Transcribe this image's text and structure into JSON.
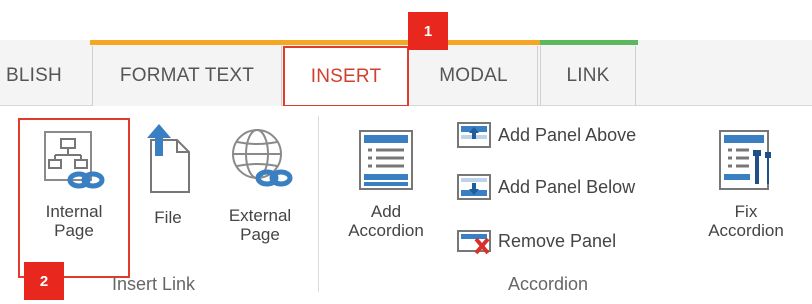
{
  "tabs": [
    {
      "label": "BLISH"
    },
    {
      "label": "FORMAT TEXT"
    },
    {
      "label": "INSERT"
    },
    {
      "label": "MODAL"
    },
    {
      "label": "LINK"
    }
  ],
  "callouts": {
    "first": "1",
    "second": "2"
  },
  "insert_link_group": {
    "label": "Insert Link",
    "buttons": {
      "internal_page": "Internal\nPage",
      "file": "File",
      "external_page": "External\nPage"
    }
  },
  "accordion_group": {
    "label": "Accordion",
    "add_accordion": "Add\nAccordion",
    "add_panel_above": "Add Panel Above",
    "add_panel_below": "Add Panel Below",
    "remove_panel": "Remove Panel",
    "fix_accordion": "Fix\nAccordion"
  },
  "colors": {
    "accent_orange": "#f5a623",
    "accent_green": "#5cb85c",
    "highlight_red": "#e03b2c",
    "icon_blue": "#3a7fc1"
  },
  "icons": {
    "internal_page": "sitemap-link-icon",
    "file": "file-upload-icon",
    "external_page": "globe-link-icon",
    "add_accordion": "accordion-icon",
    "add_panel_above": "panel-above-icon",
    "add_panel_below": "panel-below-icon",
    "remove_panel": "remove-panel-icon",
    "fix_accordion": "fix-accordion-icon"
  }
}
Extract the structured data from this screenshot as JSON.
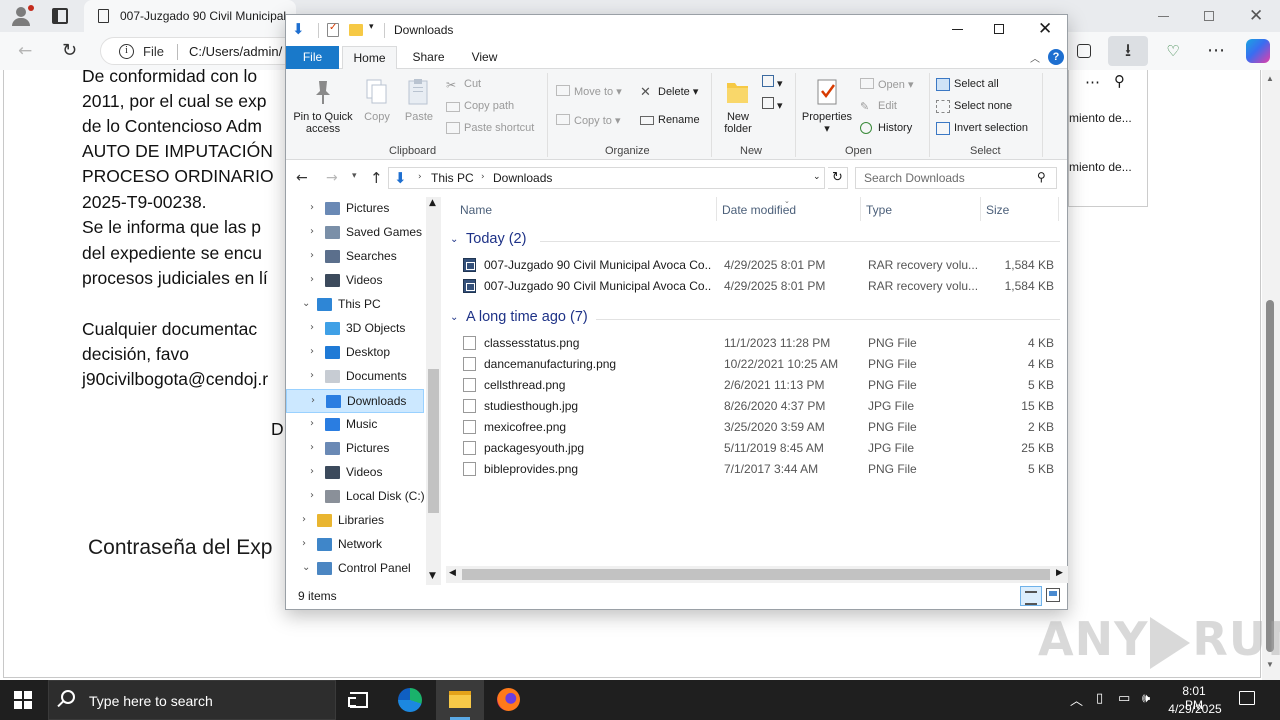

•••

What to produce
Which lines contain the word "nAccordion"? Copy each one.

Response to this task
    "add_accordion": "Add\nAccordion",
    "fix_accordion": "Fix\nAccordion"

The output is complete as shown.